*Task directions:*
Copy down every line where the string "Wind" shows up.

*Records provided:*
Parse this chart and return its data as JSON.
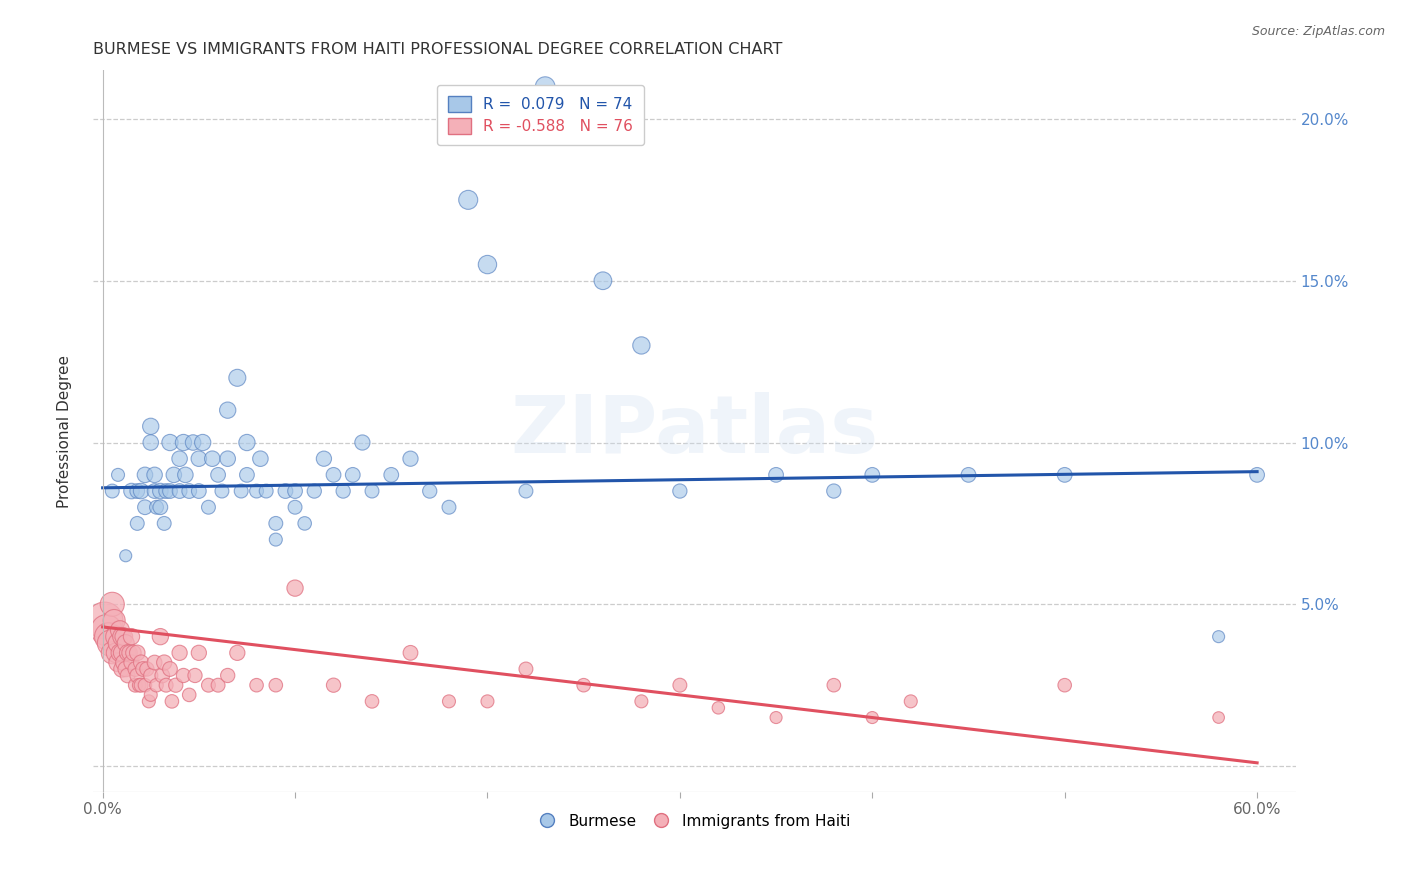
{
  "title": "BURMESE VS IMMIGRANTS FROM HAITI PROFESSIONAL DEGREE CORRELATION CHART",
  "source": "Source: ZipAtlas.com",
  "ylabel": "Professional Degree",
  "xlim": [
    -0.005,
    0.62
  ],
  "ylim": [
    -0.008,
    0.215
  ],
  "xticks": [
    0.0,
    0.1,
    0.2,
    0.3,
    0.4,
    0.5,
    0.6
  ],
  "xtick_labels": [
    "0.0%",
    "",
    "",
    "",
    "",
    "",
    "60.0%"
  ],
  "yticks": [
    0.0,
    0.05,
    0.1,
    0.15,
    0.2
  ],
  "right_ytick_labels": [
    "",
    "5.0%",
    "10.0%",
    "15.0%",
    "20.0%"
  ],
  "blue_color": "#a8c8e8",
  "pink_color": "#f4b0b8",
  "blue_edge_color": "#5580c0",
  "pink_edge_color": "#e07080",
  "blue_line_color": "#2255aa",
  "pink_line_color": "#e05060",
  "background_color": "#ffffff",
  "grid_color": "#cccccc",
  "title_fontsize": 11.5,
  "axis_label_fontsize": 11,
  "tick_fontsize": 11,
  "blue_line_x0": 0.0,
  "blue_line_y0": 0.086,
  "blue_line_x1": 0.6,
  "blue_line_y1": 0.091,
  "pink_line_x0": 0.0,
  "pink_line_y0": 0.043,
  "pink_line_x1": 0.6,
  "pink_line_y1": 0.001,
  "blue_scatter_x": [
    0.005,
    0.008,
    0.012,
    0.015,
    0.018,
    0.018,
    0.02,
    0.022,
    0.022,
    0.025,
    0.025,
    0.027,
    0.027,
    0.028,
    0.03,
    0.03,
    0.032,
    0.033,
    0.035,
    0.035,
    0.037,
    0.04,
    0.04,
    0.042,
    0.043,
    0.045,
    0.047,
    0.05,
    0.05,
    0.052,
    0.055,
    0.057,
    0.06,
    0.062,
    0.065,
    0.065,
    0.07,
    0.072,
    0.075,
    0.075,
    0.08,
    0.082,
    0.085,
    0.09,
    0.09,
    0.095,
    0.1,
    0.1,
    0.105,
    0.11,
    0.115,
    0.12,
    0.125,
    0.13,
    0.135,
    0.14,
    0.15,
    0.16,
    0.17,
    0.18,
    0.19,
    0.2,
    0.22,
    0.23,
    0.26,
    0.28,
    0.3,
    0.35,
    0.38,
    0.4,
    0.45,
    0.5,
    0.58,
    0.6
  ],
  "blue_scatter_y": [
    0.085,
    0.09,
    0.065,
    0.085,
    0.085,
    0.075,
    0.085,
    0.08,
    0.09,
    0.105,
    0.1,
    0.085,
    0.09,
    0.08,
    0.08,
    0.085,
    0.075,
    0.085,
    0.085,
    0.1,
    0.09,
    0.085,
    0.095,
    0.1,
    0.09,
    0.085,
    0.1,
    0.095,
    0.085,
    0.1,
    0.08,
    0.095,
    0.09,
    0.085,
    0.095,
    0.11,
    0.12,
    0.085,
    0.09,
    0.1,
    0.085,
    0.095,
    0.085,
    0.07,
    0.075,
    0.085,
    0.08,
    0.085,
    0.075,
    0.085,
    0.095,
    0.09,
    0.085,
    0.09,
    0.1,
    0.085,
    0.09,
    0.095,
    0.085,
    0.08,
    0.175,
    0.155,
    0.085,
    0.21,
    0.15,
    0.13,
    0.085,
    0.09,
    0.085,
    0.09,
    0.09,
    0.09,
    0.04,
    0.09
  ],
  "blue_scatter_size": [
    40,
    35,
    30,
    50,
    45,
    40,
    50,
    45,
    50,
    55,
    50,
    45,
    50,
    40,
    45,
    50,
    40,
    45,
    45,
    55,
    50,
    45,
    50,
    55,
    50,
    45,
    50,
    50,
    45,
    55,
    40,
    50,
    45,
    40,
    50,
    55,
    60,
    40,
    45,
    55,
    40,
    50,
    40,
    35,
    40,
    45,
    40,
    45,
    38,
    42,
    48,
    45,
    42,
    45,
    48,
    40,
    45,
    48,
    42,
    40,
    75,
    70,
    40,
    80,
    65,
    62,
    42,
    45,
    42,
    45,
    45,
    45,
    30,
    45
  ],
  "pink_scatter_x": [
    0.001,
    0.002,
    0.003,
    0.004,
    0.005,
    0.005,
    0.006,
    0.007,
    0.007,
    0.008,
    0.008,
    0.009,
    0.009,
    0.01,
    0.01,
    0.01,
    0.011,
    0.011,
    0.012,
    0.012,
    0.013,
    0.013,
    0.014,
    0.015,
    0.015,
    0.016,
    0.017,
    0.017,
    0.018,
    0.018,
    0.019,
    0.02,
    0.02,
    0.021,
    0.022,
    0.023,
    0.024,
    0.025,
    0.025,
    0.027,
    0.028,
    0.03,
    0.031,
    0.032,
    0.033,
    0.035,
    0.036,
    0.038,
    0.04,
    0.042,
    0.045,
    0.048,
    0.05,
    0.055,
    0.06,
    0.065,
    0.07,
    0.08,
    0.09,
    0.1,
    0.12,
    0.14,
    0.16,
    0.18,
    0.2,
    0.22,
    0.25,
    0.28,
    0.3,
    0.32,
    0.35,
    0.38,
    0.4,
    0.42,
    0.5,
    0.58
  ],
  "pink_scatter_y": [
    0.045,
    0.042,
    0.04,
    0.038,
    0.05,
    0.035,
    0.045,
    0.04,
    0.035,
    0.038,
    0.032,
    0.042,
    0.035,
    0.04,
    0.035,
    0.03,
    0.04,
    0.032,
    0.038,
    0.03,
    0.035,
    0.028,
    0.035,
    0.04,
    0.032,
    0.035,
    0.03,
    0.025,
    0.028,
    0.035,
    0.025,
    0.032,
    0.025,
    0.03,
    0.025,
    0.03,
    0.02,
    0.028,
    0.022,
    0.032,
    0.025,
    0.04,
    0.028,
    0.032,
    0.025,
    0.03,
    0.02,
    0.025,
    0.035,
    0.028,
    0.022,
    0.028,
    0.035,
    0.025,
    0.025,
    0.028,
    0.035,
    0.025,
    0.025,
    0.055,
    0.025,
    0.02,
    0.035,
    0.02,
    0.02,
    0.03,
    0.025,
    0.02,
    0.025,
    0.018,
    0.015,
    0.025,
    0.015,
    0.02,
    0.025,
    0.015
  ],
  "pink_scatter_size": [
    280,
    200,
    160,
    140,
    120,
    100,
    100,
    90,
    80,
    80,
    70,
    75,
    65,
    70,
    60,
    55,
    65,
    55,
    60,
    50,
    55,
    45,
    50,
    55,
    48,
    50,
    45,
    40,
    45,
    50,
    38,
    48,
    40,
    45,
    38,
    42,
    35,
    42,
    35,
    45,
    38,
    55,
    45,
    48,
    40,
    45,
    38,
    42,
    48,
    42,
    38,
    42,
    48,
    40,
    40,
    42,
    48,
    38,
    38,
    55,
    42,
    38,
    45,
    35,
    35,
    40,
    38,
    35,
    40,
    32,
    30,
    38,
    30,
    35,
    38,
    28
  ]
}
* * *
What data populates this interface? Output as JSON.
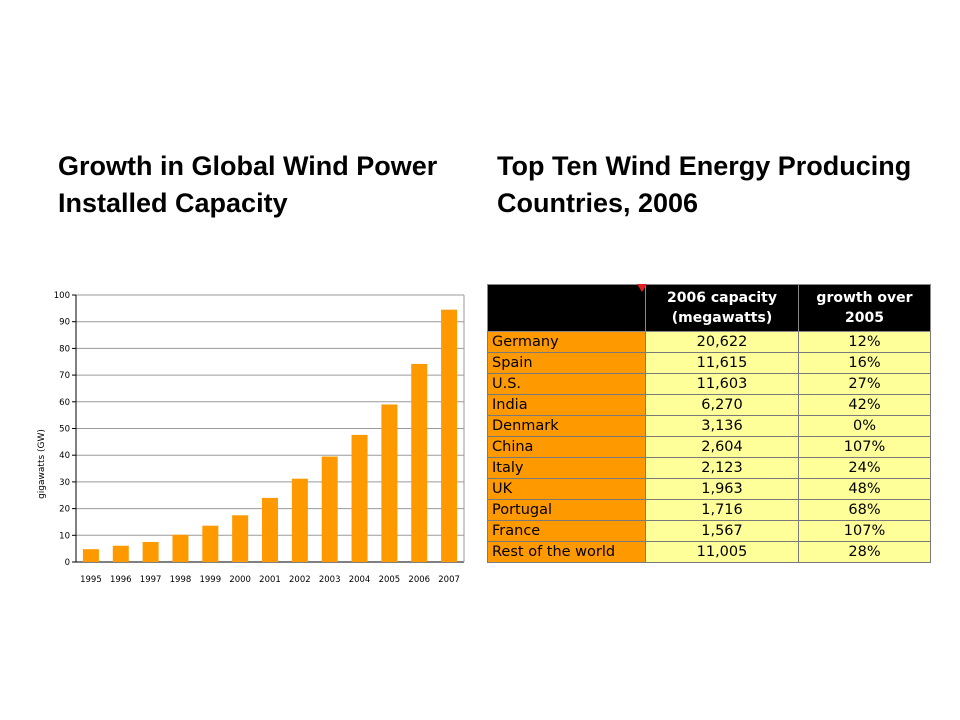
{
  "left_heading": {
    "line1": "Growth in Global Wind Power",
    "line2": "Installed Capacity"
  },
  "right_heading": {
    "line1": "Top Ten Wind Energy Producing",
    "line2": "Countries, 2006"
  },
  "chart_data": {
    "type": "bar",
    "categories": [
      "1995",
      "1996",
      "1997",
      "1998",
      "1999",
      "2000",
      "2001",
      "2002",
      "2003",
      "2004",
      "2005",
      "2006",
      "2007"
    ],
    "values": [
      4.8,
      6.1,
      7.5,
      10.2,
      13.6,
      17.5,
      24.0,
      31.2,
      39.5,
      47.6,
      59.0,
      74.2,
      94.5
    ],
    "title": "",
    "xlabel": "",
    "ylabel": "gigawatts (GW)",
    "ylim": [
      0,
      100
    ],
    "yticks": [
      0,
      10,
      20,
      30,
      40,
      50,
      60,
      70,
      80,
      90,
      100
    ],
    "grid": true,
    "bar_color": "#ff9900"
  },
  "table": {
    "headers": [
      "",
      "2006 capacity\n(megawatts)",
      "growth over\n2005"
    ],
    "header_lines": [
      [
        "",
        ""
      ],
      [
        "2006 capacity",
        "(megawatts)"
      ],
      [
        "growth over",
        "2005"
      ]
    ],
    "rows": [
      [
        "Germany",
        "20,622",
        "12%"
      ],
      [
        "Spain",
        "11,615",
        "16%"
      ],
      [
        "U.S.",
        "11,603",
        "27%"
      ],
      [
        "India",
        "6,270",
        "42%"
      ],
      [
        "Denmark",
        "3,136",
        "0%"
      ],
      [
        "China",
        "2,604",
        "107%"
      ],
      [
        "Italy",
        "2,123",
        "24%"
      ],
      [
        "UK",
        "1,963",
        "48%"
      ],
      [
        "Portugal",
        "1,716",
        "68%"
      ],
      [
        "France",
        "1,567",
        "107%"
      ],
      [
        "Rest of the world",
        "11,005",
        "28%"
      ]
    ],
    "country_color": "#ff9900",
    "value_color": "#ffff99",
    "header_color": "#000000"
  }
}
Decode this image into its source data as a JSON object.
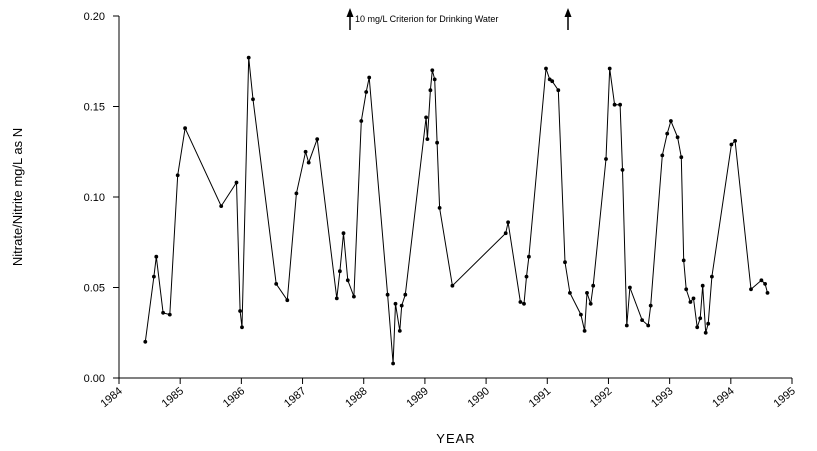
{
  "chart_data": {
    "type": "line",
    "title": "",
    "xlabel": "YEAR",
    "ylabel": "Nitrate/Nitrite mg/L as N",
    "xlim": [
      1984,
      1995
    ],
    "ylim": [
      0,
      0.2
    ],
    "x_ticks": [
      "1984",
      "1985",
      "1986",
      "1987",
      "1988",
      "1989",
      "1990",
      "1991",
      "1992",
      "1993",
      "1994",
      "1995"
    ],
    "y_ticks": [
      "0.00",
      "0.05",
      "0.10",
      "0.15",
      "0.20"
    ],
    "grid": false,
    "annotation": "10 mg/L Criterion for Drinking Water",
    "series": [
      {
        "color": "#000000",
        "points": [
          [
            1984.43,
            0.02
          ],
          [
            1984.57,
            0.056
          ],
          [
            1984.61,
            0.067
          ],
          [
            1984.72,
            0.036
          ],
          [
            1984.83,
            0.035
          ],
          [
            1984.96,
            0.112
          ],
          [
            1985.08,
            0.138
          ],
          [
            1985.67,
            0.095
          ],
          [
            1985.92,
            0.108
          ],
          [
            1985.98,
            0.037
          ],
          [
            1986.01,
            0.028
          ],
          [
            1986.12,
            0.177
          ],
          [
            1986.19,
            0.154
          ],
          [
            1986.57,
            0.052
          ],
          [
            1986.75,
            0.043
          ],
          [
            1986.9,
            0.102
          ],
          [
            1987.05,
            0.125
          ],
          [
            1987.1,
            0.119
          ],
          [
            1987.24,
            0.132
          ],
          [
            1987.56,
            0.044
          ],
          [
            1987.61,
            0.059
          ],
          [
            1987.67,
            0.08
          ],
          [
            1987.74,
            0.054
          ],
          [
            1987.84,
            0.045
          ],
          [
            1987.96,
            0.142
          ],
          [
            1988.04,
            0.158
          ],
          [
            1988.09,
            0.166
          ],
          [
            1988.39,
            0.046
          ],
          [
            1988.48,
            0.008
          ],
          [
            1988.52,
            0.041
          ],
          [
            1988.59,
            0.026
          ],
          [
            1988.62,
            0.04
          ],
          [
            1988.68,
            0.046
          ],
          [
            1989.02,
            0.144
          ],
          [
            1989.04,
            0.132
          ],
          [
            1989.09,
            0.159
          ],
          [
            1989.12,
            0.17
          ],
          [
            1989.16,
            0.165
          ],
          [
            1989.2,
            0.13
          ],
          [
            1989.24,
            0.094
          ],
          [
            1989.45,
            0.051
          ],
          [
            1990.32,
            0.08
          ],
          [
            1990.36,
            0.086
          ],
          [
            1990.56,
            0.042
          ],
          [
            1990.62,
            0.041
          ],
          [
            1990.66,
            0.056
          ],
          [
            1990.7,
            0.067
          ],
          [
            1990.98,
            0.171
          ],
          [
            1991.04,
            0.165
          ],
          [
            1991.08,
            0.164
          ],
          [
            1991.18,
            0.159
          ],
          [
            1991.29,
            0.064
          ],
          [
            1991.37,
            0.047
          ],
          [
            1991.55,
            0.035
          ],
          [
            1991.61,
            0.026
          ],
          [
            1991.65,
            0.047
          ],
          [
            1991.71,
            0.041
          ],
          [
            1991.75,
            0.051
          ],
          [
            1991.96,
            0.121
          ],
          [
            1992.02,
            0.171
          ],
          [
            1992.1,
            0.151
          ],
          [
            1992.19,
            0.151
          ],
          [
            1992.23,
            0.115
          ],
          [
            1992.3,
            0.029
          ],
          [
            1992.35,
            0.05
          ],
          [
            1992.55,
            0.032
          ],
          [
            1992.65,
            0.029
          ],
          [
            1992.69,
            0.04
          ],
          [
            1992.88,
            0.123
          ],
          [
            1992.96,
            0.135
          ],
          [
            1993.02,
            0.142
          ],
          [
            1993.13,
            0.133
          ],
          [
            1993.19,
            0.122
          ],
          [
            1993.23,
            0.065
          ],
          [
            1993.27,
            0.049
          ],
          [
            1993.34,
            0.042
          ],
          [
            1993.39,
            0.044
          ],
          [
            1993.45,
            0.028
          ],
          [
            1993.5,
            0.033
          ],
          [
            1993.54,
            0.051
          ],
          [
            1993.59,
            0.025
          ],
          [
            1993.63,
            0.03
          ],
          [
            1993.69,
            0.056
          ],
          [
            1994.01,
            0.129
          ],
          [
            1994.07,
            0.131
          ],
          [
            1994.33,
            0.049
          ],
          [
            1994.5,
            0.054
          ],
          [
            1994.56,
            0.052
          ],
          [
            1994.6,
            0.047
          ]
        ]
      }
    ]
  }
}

*Response:*
    "line1": "Growth in Global Wind Power",
    "line1": "Top Ten Wind Energy Producing",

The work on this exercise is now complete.